To be done
The material below should be written out in full and exactly; pictures stay out of the copy.

● ● ● ● ●

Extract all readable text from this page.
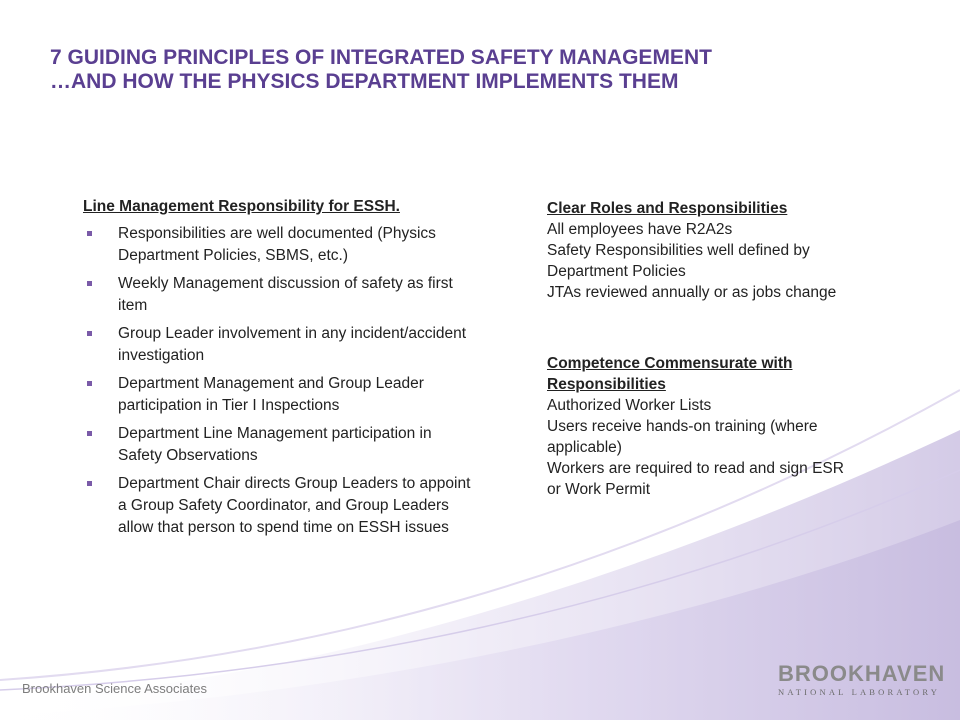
7 GUIDING PRINCIPLES OF INTEGRATED SAFETY MANAGEMENT
…AND HOW THE PHYSICS DEPARTMENT IMPLEMENTS THEM
Line Management Responsibility for ESSH.
Responsibilities are well documented (Physics Department Policies, SBMS, etc.)
Weekly Management discussion of safety as first item
Group Leader involvement in any incident/accident investigation
Department Management and Group Leader participation in Tier I Inspections
Department Line Management participation in Safety Observations
Department Chair directs Group Leaders to appoint a Group Safety Coordinator, and Group Leaders allow that person to spend time on ESSH issues
Clear Roles and Responsibilities
All employees have R2A2s
Safety Responsibilities well defined by Department Policies
JTAs reviewed annually or as jobs change
Competence Commensurate with Responsibilities
Authorized Worker Lists
Users receive hands-on training (where applicable)
Workers are required to read and sign ESR or Work Permit
Brookhaven Science Associates
BROOKHAVEN
NATIONAL LABORATORY
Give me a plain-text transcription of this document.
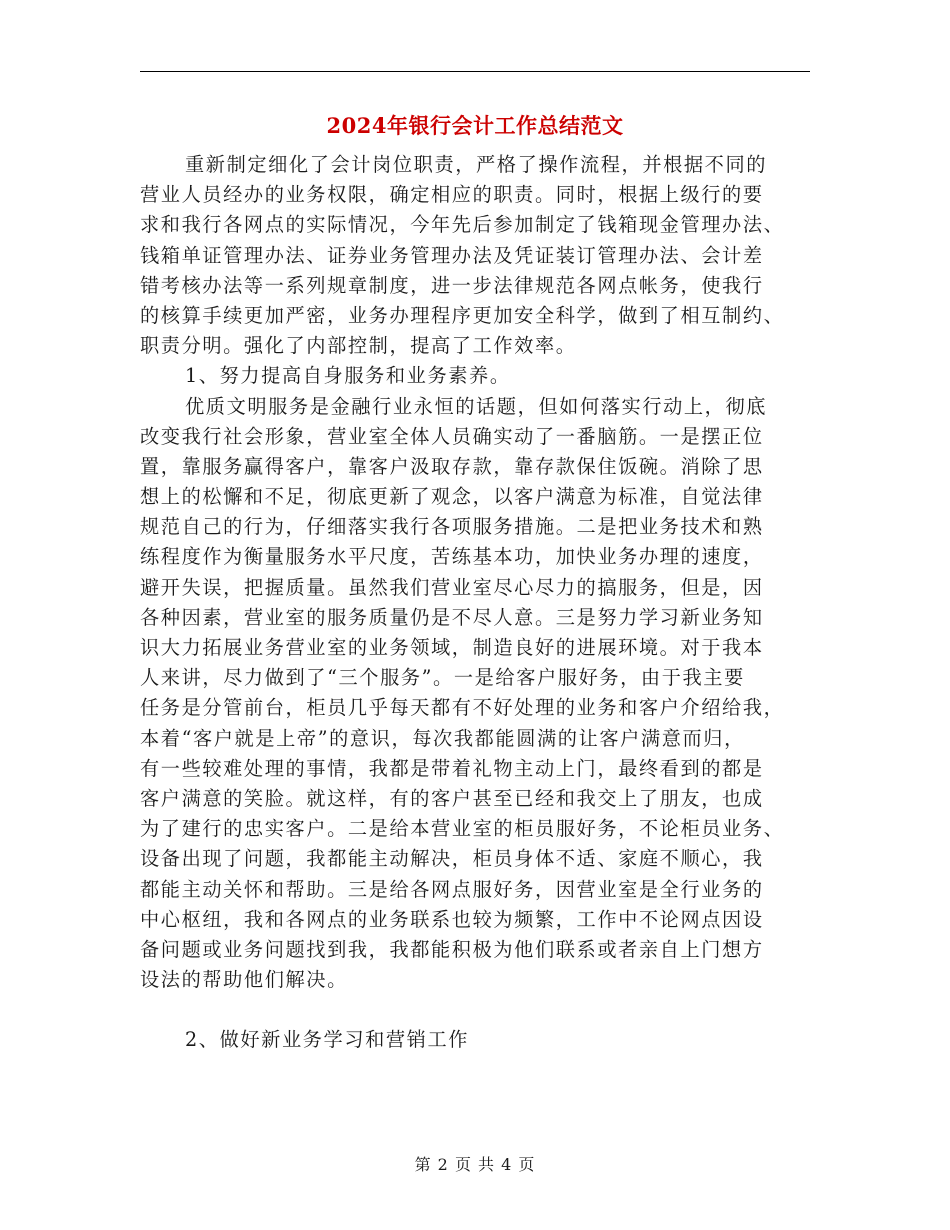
2024年银行会计工作总结范文
重新制定细化了会计岗位职责，严格了操作流程，并根据不同的
营业人员经办的业务权限，确定相应的职责。同时，根据上级行的要
求和我行各网点的实际情况，今年先后参加制定了钱箱现金管理办法、
钱箱单证管理办法、证券业务管理办法及凭证装订管理办法、会计差
错考核办法等一系列规章制度，进一步法律规范各网点帐务，使我行
的核算手续更加严密，业务办理程序更加安全科学，做到了相互制约、
职责分明。强化了内部控制，提高了工作效率。
1、努力提高自身服务和业务素养。
优质文明服务是金融行业永恒的话题，但如何落实行动上，彻底
改变我行社会形象，营业室全体人员确实动了一番脑筋。一是摆正位
置，靠服务赢得客户，靠客户汲取存款，靠存款保住饭碗。消除了思
想上的松懈和不足，彻底更新了观念，以客户满意为标准，自觉法律
规范自己的行为，仔细落实我行各项服务措施。二是把业务技术和熟
练程度作为衡量服务水平尺度，苦练基本功，加快业务办理的速度，
避开失误，把握质量。虽然我们营业室尽心尽力的搞服务，但是，因
各种因素，营业室的服务质量仍是不尽人意。三是努力学习新业务知
识大力拓展业务营业室的业务领域，制造良好的进展环境。对于我本
人来讲，尽力做到了“三个服务”。一是给客户服好务，由于我主要
任务是分管前台，柜员几乎每天都有不好处理的业务和客户介绍给我，
本着“客户就是上帝”的意识，每次我都能圆满的让客户满意而归，
有一些较难处理的事情，我都是带着礼物主动上门，最终看到的都是
客户满意的笑脸。就这样，有的客户甚至已经和我交上了朋友，也成
为了建行的忠实客户。二是给本营业室的柜员服好务，不论柜员业务、
设备出现了问题，我都能主动解决，柜员身体不适、家庭不顺心，我
都能主动关怀和帮助。三是给各网点服好务，因营业室是全行业务的
中心枢纽，我和各网点的业务联系也较为频繁，工作中不论网点因设
备问题或业务问题找到我，我都能积极为他们联系或者亲自上门想方
设法的帮助他们解决。
2、做好新业务学习和营销工作
第 2 页 共 4 页
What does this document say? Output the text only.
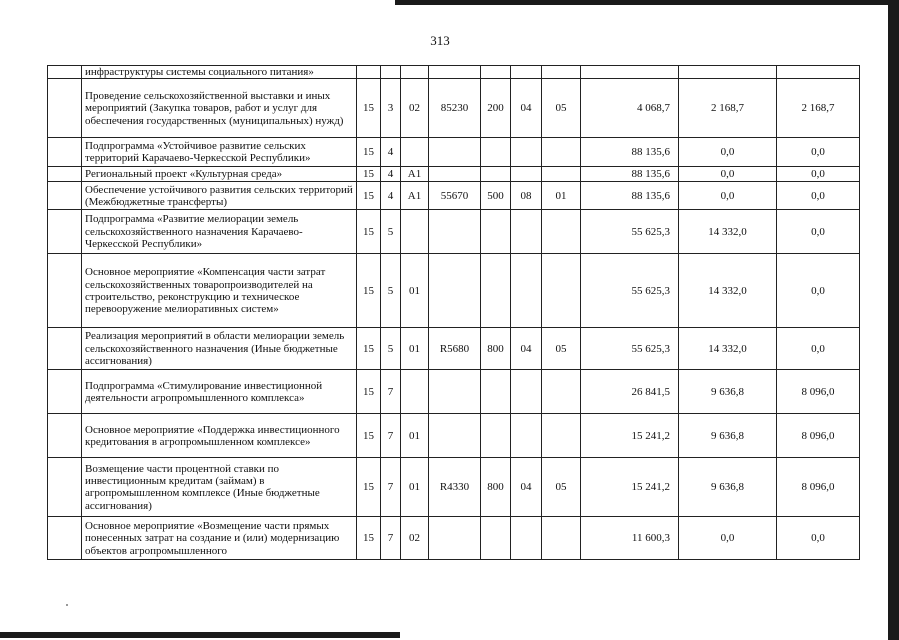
313
	инфраструктуры системы социального питания»										
	Проведение сельскохозяйственной выставки и иных мероприятий (Закупка товаров, работ и услуг для обеспечения государственных (муниципальных) нужд)	15	3	02	85230	200	04	05	4 068,7	2 168,7	2 168,7
	Подпрограмма «Устойчивое развитие сельских территорий Карачаево-Черкесской Республики»	15	4						88 135,6	0,0	0,0
	Региональный проект «Культурная среда»	15	4	А1					88 135,6	0,0	0,0
	Обеспечение устойчивого развития сельских территорий (Межбюджетные трансферты)	15	4	А1	55670	500	08	01	88 135,6	0,0	0,0
	Подпрограмма «Развитие мелиорации земель сельскохозяйственного назначения Карачаево-Черкесской Республики»	15	5						55 625,3	14 332,0	0,0
	Основное мероприятие «Компенсация части затрат сельскохозяйственных товаропроизводителей на строительство, реконструкцию и техническое перевооружение мелиоративных систем»	15	5	01					55 625,3	14 332,0	0,0
	Реализация мероприятий в области мелиорации земель сельскохозяйственного назначения (Иные бюджетные ассигнования)	15	5	01	R5680	800	04	05	55 625,3	14 332,0	0,0
	Подпрограмма «Стимулирование инвестиционной деятельности агропромышленного комплекса»	15	7						26 841,5	9 636,8	8 096,0
	Основное мероприятие «Поддержка инвестиционного кредитования в агропромышленном комплексе»	15	7	01					15 241,2	9 636,8	8 096,0
	Возмещение части процентной ставки по инвестиционным кредитам (займам) в агропромышленном комплексе (Иные бюджетные ассигнования)	15	7	01	R4330	800	04	05	15 241,2	9 636,8	8 096,0
	Основное мероприятие «Возмещение части прямых понесенных затрат на создание и (или) модернизацию объектов агропромышленного	15	7	02					11 600,3	0,0	0,0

● ● ● ● ●

The answer
Extract all readable text from this page.
7 GUIDING PRINCIPLES OF INTEGRATED SAFETY MANAGEMENT
…AND HOW THE PHYSICS DEPARTMENT IMPLEMENTS THEM
Line Management Responsibility for ESSH.
Responsibilities are well documented (Physics Department Policies, SBMS, etc.)
Weekly Management discussion of safety as first item
Group Leader involvement in any incident/accident investigation
Department Management and Group Leader participation in Tier I Inspections
Department Line Management participation in Safety Observations
Department Chair directs Group Leaders to appoint a Group Safety Coordinator, and Group Leaders allow that person to spend time on ESSH issues
Clear Roles and Responsibilities
All employees have R2A2s
Safety Responsibilities well defined by Department Policies
JTAs reviewed annually or as jobs change
Competence Commensurate with Responsibilities
Authorized Worker Lists
Users receive hands-on training (where applicable)
Workers are required to read and sign ESR or Work Permit
Brookhaven Science Associates
BROOKHAVEN
NATIONAL LABORATORY
Give me a plain-text transcription of this document.
2024年银行会计工作总结范文
重新制定细化了会计岗位职责，严格了操作流程，并根据不同的
营业人员经办的业务权限，确定相应的职责。同时，根据上级行的要
求和我行各网点的实际情况，今年先后参加制定了钱箱现金管理办法、
钱箱单证管理办法、证券业务管理办法及凭证装订管理办法、会计差
错考核办法等一系列规章制度，进一步法律规范各网点帐务，使我行
的核算手续更加严密，业务办理程序更加安全科学，做到了相互制约、
职责分明。强化了内部控制，提高了工作效率。
1、努力提高自身服务和业务素养。
优质文明服务是金融行业永恒的话题，但如何落实行动上，彻底
改变我行社会形象，营业室全体人员确实动了一番脑筋。一是摆正位
置，靠服务赢得客户，靠客户汲取存款，靠存款保住饭碗。消除了思
想上的松懈和不足，彻底更新了观念，以客户满意为标准，自觉法律
规范自己的行为，仔细落实我行各项服务措施。二是把业务技术和熟
练程度作为衡量服务水平尺度，苦练基本功，加快业务办理的速度，
避开失误，把握质量。虽然我们营业室尽心尽力的搞服务，但是，因
各种因素，营业室的服务质量仍是不尽人意。三是努力学习新业务知
识大力拓展业务营业室的业务领域，制造良好的进展环境。对于我本
人来讲，尽力做到了“三个服务”。一是给客户服好务，由于我主要
任务是分管前台，柜员几乎每天都有不好处理的业务和客户介绍给我，
本着“客户就是上帝”的意识，每次我都能圆满的让客户满意而归，
有一些较难处理的事情，我都是带着礼物主动上门，最终看到的都是
客户满意的笑脸。就这样，有的客户甚至已经和我交上了朋友，也成
为了建行的忠实客户。二是给本营业室的柜员服好务，不论柜员业务、
设备出现了问题，我都能主动解决，柜员身体不适、家庭不顺心，我
都能主动关怀和帮助。三是给各网点服好务，因营业室是全行业务的
中心枢纽，我和各网点的业务联系也较为频繁，工作中不论网点因设
备问题或业务问题找到我，我都能积极为他们联系或者亲自上门想方
设法的帮助他们解决。
2、做好新业务学习和营销工作
第 2 页 共 4 页
What does this document say? Output the text only.
313
	инфраструктуры системы социального питания»										
	Проведение сельскохозяйственной выставки и иных мероприятий (Закупка товаров, работ и услуг для обеспечения государственных (муниципальных) нужд)	15	3	02	85230	200	04	05	4 068,7	2 168,7	2 168,7
	Подпрограмма «Устойчивое развитие сельских территорий Карачаево-Черкесской Республики»	15	4						88 135,6	0,0	0,0
	Региональный проект «Культурная среда»	15	4	А1					88 135,6	0,0	0,0
	Обеспечение устойчивого развития сельских территорий (Межбюджетные трансферты)	15	4	А1	55670	500	08	01	88 135,6	0,0	0,0
	Подпрограмма «Развитие мелиорации земель сельскохозяйственного назначения Карачаево-Черкесской Республики»	15	5						55 625,3	14 332,0	0,0
	Основное мероприятие «Компенсация части затрат сельскохозяйственных товаропроизводителей на строительство, реконструкцию и техническое перевооружение мелиоративных систем»	15	5	01					55 625,3	14 332,0	0,0
	Реализация мероприятий в области мелиорации земель сельскохозяйственного назначения (Иные бюджетные ассигнования)	15	5	01	R5680	800	04	05	55 625,3	14 332,0	0,0
	Подпрограмма «Стимулирование инвестиционной деятельности агропромышленного комплекса»	15	7						26 841,5	9 636,8	8 096,0
	Основное мероприятие «Поддержка инвестиционного кредитования в агропромышленном комплексе»	15	7	01					15 241,2	9 636,8	8 096,0
	Возмещение части процентной ставки по инвестиционным кредитам (займам) в агропромышленном комплексе (Иные бюджетные ассигнования)	15	7	01	R4330	800	04	05	15 241,2	9 636,8	8 096,0
	Основное мероприятие «Возмещение части прямых понесенных затрат на создание и (или) модернизацию объектов агропромышленного	15	7	02					11 600,3	0,0	0,0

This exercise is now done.